Short problem
All records must be quoted exactly. Omit the pictures.

[Entries taken from a collection]
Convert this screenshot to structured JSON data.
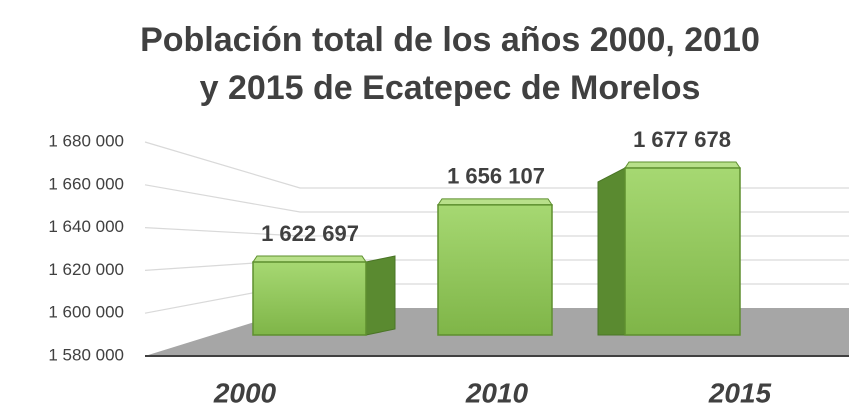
{
  "chart_data": {
    "type": "bar3d",
    "title": [
      "Población total de los años 2000, 2010",
      "y 2015 de Ecatepec de Morelos"
    ],
    "categories": [
      "2000",
      "2010",
      "2015"
    ],
    "values": [
      1622697,
      1656107,
      1677678
    ],
    "value_labels": [
      "1 622 697",
      "1 656 107",
      "1 677 678"
    ],
    "color": "#8cc152",
    "ylim": [
      1580000,
      1680000
    ],
    "yticks": [
      {
        "value": 1580000,
        "label": "1 580 000"
      },
      {
        "value": 1600000,
        "label": "1 600 000"
      },
      {
        "value": 1620000,
        "label": "1 620 000"
      },
      {
        "value": 1640000,
        "label": "1 640 000"
      },
      {
        "value": 1660000,
        "label": "1 660 000"
      },
      {
        "value": 1680000,
        "label": "1 680 000"
      }
    ],
    "grid": true
  }
}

Task solution
Convert this screenshot to structured JSON data.
{
  "chart_data": {
    "type": "bar3d",
    "title": [
      "Población total de los años 2000, 2010",
      "y 2015 de Ecatepec de Morelos"
    ],
    "categories": [
      "2000",
      "2010",
      "2015"
    ],
    "values": [
      1622697,
      1656107,
      1677678
    ],
    "value_labels": [
      "1 622 697",
      "1 656 107",
      "1 677 678"
    ],
    "color": "#8cc152",
    "ylim": [
      1580000,
      1680000
    ],
    "yticks": [
      {
        "value": 1580000,
        "label": "1 580 000"
      },
      {
        "value": 1600000,
        "label": "1 600 000"
      },
      {
        "value": 1620000,
        "label": "1 620 000"
      },
      {
        "value": 1640000,
        "label": "1 640 000"
      },
      {
        "value": 1660000,
        "label": "1 660 000"
      },
      {
        "value": 1680000,
        "label": "1 680 000"
      }
    ],
    "grid": true
  }
}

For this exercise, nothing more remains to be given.